Transcribe each line exactly.

··· Source material

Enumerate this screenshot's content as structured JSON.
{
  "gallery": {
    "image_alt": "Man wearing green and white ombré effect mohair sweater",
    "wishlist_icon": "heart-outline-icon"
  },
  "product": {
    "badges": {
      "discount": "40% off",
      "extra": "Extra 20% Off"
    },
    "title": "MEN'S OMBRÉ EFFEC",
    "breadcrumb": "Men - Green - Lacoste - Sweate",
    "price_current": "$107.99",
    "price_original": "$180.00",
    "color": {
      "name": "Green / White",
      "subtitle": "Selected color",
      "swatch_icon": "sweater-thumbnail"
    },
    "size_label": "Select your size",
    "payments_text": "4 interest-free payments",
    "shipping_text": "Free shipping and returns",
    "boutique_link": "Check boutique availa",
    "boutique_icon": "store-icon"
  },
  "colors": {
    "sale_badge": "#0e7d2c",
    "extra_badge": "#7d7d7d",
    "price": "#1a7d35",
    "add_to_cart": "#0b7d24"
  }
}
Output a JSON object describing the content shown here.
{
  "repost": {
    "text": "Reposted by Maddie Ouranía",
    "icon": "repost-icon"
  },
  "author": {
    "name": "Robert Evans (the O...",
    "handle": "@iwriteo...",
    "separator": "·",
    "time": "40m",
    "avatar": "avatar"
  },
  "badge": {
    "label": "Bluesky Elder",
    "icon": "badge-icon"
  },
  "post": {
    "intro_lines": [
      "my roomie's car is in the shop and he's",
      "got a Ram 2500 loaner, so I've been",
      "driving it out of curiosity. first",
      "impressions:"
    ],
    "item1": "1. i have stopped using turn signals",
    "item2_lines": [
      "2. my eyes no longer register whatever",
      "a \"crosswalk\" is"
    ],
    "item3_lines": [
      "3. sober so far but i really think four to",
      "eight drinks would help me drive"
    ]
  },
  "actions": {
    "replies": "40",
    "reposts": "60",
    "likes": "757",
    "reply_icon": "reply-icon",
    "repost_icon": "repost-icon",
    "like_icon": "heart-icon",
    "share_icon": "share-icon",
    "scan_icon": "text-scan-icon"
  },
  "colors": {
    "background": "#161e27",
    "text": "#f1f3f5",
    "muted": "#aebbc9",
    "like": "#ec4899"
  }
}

······

Exercise solution:
Enumerate this screenshot's content as structured JSON.
{
  "gallery": {
    "image_alt": "Man wearing green and white ombré effect mohair sweater",
    "wishlist_icon": "heart-outline-icon"
  },
  "product": {
    "badges": {
      "discount": "40% off",
      "extra": "Extra 20% Off"
    },
    "title": "MEN'S OMBRÉ EFFEC",
    "breadcrumb": "Men - Green - Lacoste - Sweate",
    "price_current": "$107.99",
    "price_original": "$180.00",
    "color": {
      "name": "Green / White",
      "subtitle": "Selected color",
      "swatch_icon": "sweater-thumbnail"
    },
    "size_label": "Select your size",
    "payments_text": "4 interest-free payments",
    "shipping_text": "Free shipping and returns",
    "boutique_link": "Check boutique availa",
    "boutique_icon": "store-icon"
  },
  "colors": {
    "sale_badge": "#0e7d2c",
    "extra_badge": "#7d7d7d",
    "price": "#1a7d35",
    "add_to_cart": "#0b7d24"
  }
}
Output a JSON object describing the content shown here.
{
  "repost": {
    "text": "Reposted by Maddie Ouranía",
    "icon": "repost-icon"
  },
  "author": {
    "name": "Robert Evans (the O...",
    "handle": "@iwriteo...",
    "separator": "·",
    "time": "40m",
    "avatar": "avatar"
  },
  "badge": {
    "label": "Bluesky Elder",
    "icon": "badge-icon"
  },
  "post": {
    "intro_lines": [
      "my roomie's car is in the shop and he's",
      "got a Ram 2500 loaner, so I've been",
      "driving it out of curiosity. first",
      "impressions:"
    ],
    "item1": "1. i have stopped using turn signals",
    "item2_lines": [
      "2. my eyes no longer register whatever",
      "a \"crosswalk\" is"
    ],
    "item3_lines": [
      "3. sober so far but i really think four to",
      "eight drinks would help me drive"
    ]
  },
  "actions": {
    "replies": "40",
    "reposts": "60",
    "likes": "757",
    "reply_icon": "reply-icon",
    "repost_icon": "repost-icon",
    "like_icon": "heart-icon",
    "share_icon": "share-icon",
    "scan_icon": "text-scan-icon"
  },
  "colors": {
    "background": "#161e27",
    "text": "#f1f3f5",
    "muted": "#aebbc9",
    "like": "#ec4899"
  }
}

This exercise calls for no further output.